OBJECTIVES:
[1] In the piece about Amy's Baking Company, in what year did the stinging Yelp! reviews that began the saga appear?
[2] Continue the piece about Amy's Baking Company from the point where it stops.

SOURCE DOCUMENT:
.....

Facebook and Yelp! have been at the center of a social media firestorm The saga of Amy’s Baking Company began with some stinging reviews on Yelp! in 2010. Co-owner, Amy Bouzaglo, lashed back in forceful fashion.
More recently, Amy and her husband, Samy Bouzaglo, sought out the counsel of Chef Gordon Ramsay and his TV show, Kitchen Nightmares, to validate the food and service quality of their Scottsdale, Arizona establishment.
“Validation” is not what Gordon Ramsay does. He is knowledgeable, blunt, and impatient.
The assumption is: If asking for emergency damage control for your restaurant. One must listen; not make excuses, and be eager to implement his advice.
OPINION: I am not a big fan of reality or competition shows of any kind. Too much of the alleged reality is heavily shaped, or scripted. As a contestant or participant, one must agree to be filmed at will (whether you are aware you are on-camera, or not), and must agree to that editing may show you or your business in unflattering light. That being said, it would be impossible to create the content for the Kitchen Nightmares finale, simply with slick editing.
An internet search for Amy’s Baking Company yields results an amazing array of news, opinion, analysis, and public relations lessons. There is coverage from major news outlets (such as The Washington Post) to local, Phoenix-area publications (such as New Times – Chasing Amy: Overcooked Reality and the Decline of Western Civility).
Social Media Lessons to be Learned
I predict there will be case studies, public relations books, and perhaps a mini-series based on the Amy’s Baking Company social media debacle. For small businesses, in the wedding industry, and generally, a little schadenfreude is understandable. If one misses the teachable moments, though, the next firestorm may be at your doorstep.

.....

DATA SHOWN:
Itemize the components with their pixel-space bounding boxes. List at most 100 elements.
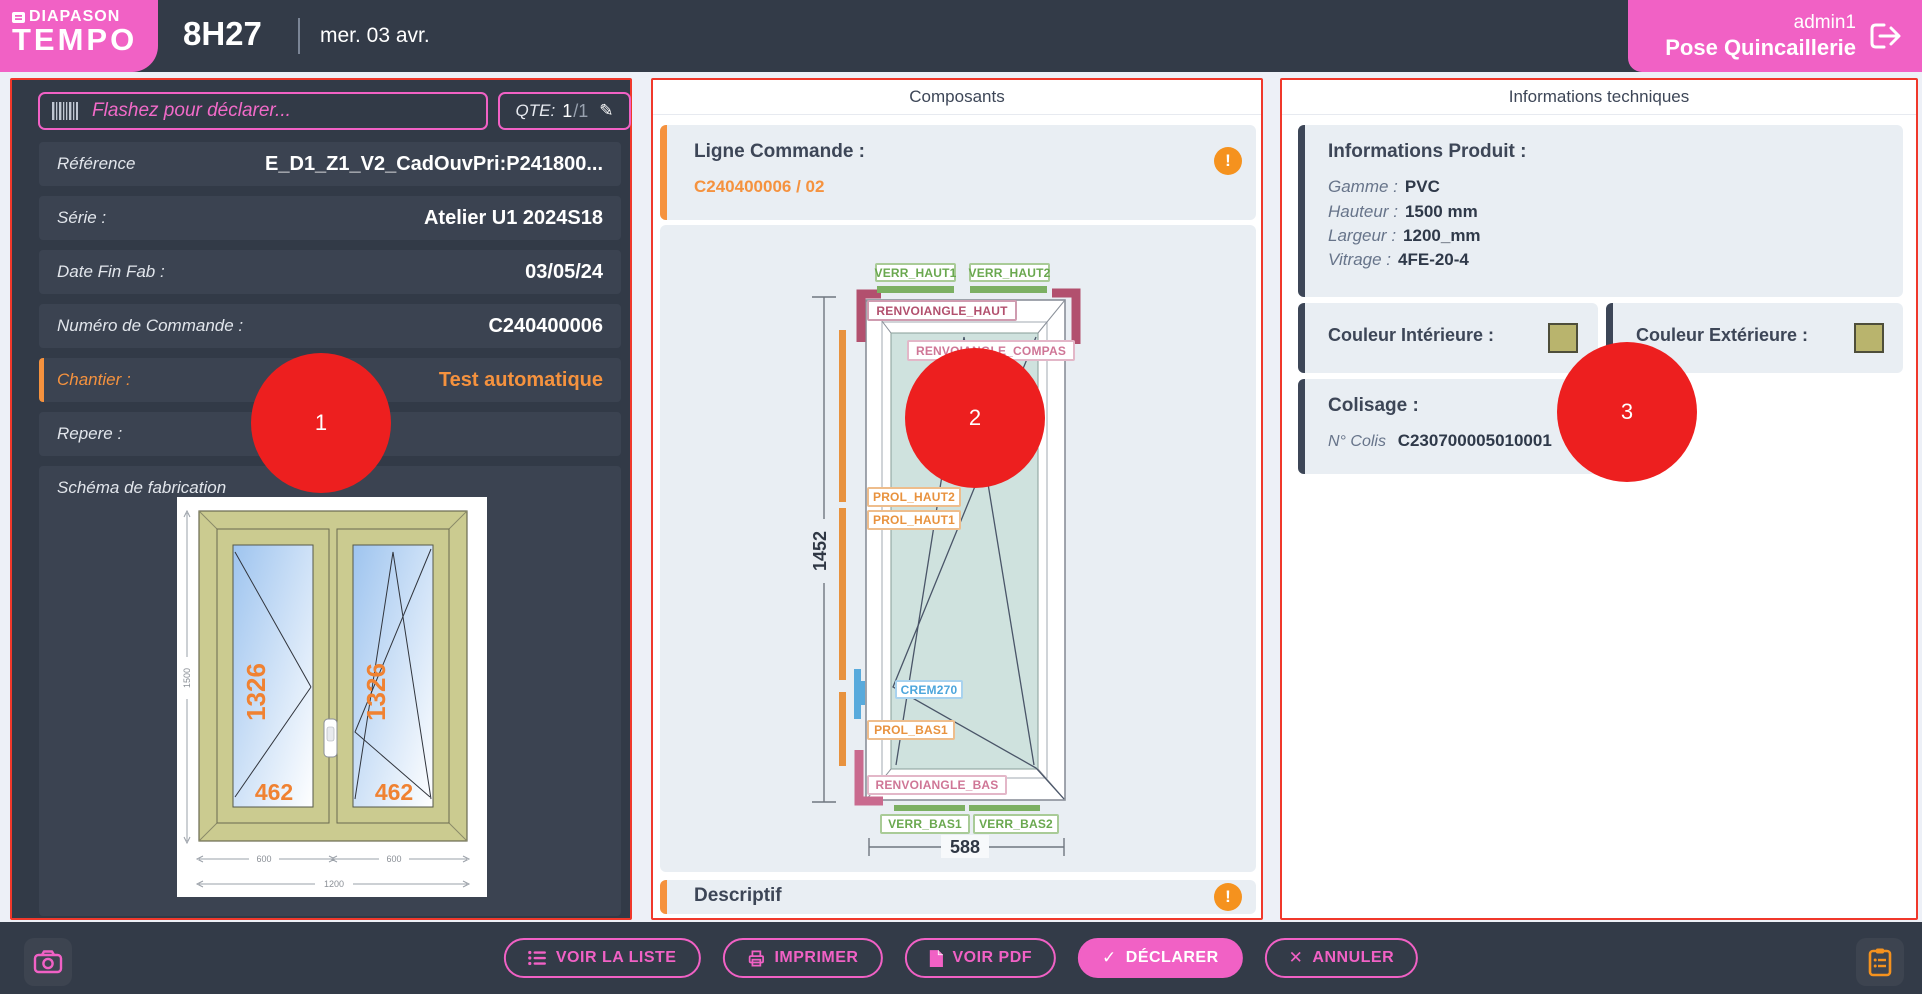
component-label-renvoiangle-haut: RENVOIANGLE_HAUT (867, 300, 1017, 321)
descriptif-row[interactable]: Descriptif ! (660, 880, 1256, 914)
qty-current: 1 (562, 101, 572, 122)
largeur-value: 1200_mm (1403, 226, 1481, 245)
app-root: DIAPASON TEMPO 8H27 mer. 03 avr. admin1 … (0, 0, 1922, 994)
annotation-marker-1: 1 (251, 353, 391, 493)
chantier-value: Test automatique (439, 369, 603, 392)
spec-hauteur: Hauteur : 1500 mm (1328, 202, 1478, 222)
component-label-verr-haut1: VERR_HAUT1 (875, 263, 956, 282)
barcode-icon (52, 102, 78, 120)
declarer-button[interactable]: ✓ DÉCLARER (1078, 938, 1243, 978)
check-icon: ✓ (1102, 948, 1117, 968)
schema-drawing-card: 1500 (177, 497, 487, 897)
couleur-interieure-label: Couleur Intérieure : (1328, 325, 1494, 346)
couleur-interieure-swatch (1548, 323, 1578, 353)
colisage-card: Colisage : N° Colis C230700005010001 (1298, 379, 1598, 474)
descriptif-label: Descriptif (694, 885, 782, 907)
app-logo: DIAPASON TEMPO (0, 0, 158, 72)
svg-text:1326: 1326 (241, 663, 271, 721)
serie-value: Atelier U1 2024S18 (424, 207, 603, 230)
descriptif-warning-icon[interactable]: ! (1214, 883, 1242, 911)
printer-icon (746, 949, 765, 968)
gamme-label: Gamme : (1328, 177, 1398, 196)
svg-text:1200: 1200 (324, 879, 344, 889)
commande-label: Numéro de Commande : (57, 316, 243, 336)
annuler-button[interactable]: ✕ ANNULER (1265, 938, 1418, 978)
ligne-commande-card: Ligne Commande : C240400006 / 02 ! (660, 125, 1256, 220)
clipboard-button[interactable] (1856, 938, 1904, 986)
date-fin-fab-value: 03/05/24 (525, 261, 603, 284)
svg-text:1452: 1452 (810, 531, 830, 571)
scan-input[interactable] (90, 99, 474, 123)
voir-pdf-button[interactable]: VOIR PDF (904, 938, 1056, 978)
footer-bar: VOIR LA LISTE IMPRIMER VOIR PDF ✓ DÉCLAR… (0, 922, 1922, 994)
ligne-commande-value: C240400006 / 02 (694, 177, 824, 197)
username: admin1 (1665, 10, 1856, 35)
detail-row-serie: Série : Atelier U1 2024S18 (39, 196, 621, 240)
svg-text:588: 588 (950, 837, 980, 857)
ligne-warning-icon[interactable]: ! (1214, 147, 1242, 175)
imprimer-button[interactable]: IMPRIMER (722, 938, 882, 978)
component-label-verr-haut2: VERR_HAUT2 (969, 263, 1050, 282)
component-label-crem270: CREM270 (895, 680, 963, 699)
spec-largeur: Largeur : 1200_mm (1328, 226, 1481, 246)
reference-value: E_D1_Z1_V2_CadOuvPri:P241800... (265, 153, 603, 176)
component-label-prol-haut1: PROL_HAUT1 (867, 510, 961, 530)
produit-title: Informations Produit : (1328, 141, 1526, 163)
user-session-text: admin1 Pose Quincaillerie (1665, 10, 1856, 60)
topbar-divider (298, 18, 300, 54)
annotation-marker-3: 3 (1557, 342, 1697, 482)
informations-techniques-title: Informations techniques (1282, 80, 1916, 115)
hauteur-value: 1500 mm (1405, 202, 1478, 221)
voir-la-liste-label: VOIR LA LISTE (556, 949, 677, 967)
logo-text-tempo: TEMPO (12, 26, 158, 54)
footer-actions: VOIR LA LISTE IMPRIMER VOIR PDF ✓ DÉCLAR… (504, 938, 1418, 978)
detail-row-reference: Référence E_D1_Z1_V2_CadOuvPri:P241800..… (39, 142, 621, 186)
detail-row-commande: Numéro de Commande : C240400006 (39, 304, 621, 348)
chantier-label: Chantier : (57, 370, 131, 390)
svg-text:462: 462 (375, 779, 413, 805)
detail-row-date-fin-fab: Date Fin Fab : 03/05/24 (39, 250, 621, 294)
schema-fabrication-section: Schéma de fabrication 1500 (39, 466, 621, 916)
component-label-verr-bas2: VERR_BAS2 (973, 814, 1059, 834)
gamme-value: PVC (1405, 177, 1440, 196)
quantity-editor[interactable]: QTE: 1/1 ✎ (498, 92, 631, 130)
spec-vitrage: Vitrage :4FE-20-4 (1328, 250, 1469, 270)
camera-button[interactable] (24, 938, 72, 986)
user-role: Pose Quincaillerie (1665, 35, 1856, 60)
voir-pdf-label: VOIR PDF (952, 949, 1032, 967)
voir-la-liste-button[interactable]: VOIR LA LISTE (504, 938, 701, 978)
edit-pencil-icon[interactable]: ✎ (599, 101, 613, 121)
qty-total: /1 (573, 101, 588, 122)
annotation-marker-2: 2 (905, 348, 1045, 488)
produit-card: Informations Produit : Gamme : PVC Hauteu… (1298, 125, 1903, 297)
imprimer-label: IMPRIMER (774, 949, 858, 967)
vitrage-label: Vitrage : (1328, 250, 1391, 269)
component-drawing-card: 1452 (660, 225, 1256, 872)
colis-value: C230700005010001 (1398, 431, 1552, 450)
clock-time: 8H27 (183, 15, 262, 53)
couleur-exterieure-swatch (1854, 323, 1884, 353)
svg-text:600: 600 (386, 854, 401, 864)
colis-line: N° Colis C230700005010001 (1328, 431, 1552, 451)
declarer-label: DÉCLARER (1126, 949, 1219, 967)
svg-text:600: 600 (256, 854, 271, 864)
commande-value: C240400006 (488, 315, 603, 338)
top-bar: DIAPASON TEMPO 8H27 mer. 03 avr. admin1 … (0, 0, 1922, 72)
annuler-label: ANNULER (1312, 949, 1394, 967)
schema-label: Schéma de fabrication (57, 478, 226, 498)
logout-icon[interactable] (1866, 20, 1906, 52)
user-session-block[interactable]: admin1 Pose Quincaillerie (1628, 0, 1922, 72)
panel-informations-techniques: Informations techniques Informations Pro… (1280, 78, 1918, 920)
component-label-prol-bas1: PROL_BAS1 (867, 720, 955, 740)
svg-text:1326: 1326 (361, 663, 391, 721)
clipboard-icon (1867, 947, 1893, 977)
largeur-label: Largeur : (1328, 226, 1396, 245)
list-icon (528, 950, 547, 966)
camera-icon (33, 949, 63, 975)
scan-field-wrap (38, 92, 488, 130)
hauteur-label: Hauteur : (1328, 202, 1398, 221)
serie-label: Série : (57, 208, 106, 228)
component-label-renvoiangle-bas: RENVOIANGLE_BAS (867, 775, 1007, 795)
panel-composants: Composants Ligne Commande : C240400006 /… (651, 78, 1263, 920)
window-schematic-drawing: 1500 (177, 497, 487, 897)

.....

ANSWERS FOR THE EXERCISE:
[1] 2010

[2]
“Yelp! is unfair” and so is life
Most customers are not looking for trouble. They are seeking a good customer experience, and should there be a bump-in-the-road, they ask to have it solved, quickly and with a responsive attitude. The crowdsourcing of opinion, on Yelp!, Amazon.com, TheKnot.com or any customer-driven website is an imperfect word-of-mouth system, but extremely important to understand.
People who utilize posted customer feedback as a source of ideas and opinion learn how to interpret and identify the different types of reviews and personality traits of reviewers.
Your tone is key: Even if the assertion of a negative review seems absolutely unfair and wrong to you, resist the temptation to fire back, angrily and publicly. Such a review is particularly annoying if it refers to an issue, you could have addressed, at the time… but it was not brought to your attention.
Your response needs to be measured and fair, almost to a fault. I recommend drafting the response, sleeping on it, editing it, have it reviewed by a peer that you trust, editing it again, and the posting it.
You cannot just ignore it: The goal is not always to win the argument, but at least diffuse the situation. Failure to calm the storm and neutralize a potential string of negativity has larger repercussions. Getting a website to remove inflammatory reviews is difficult, bordering on impossible. If you search YouTube for tutorials on the subject, you’ll find a slew of choices.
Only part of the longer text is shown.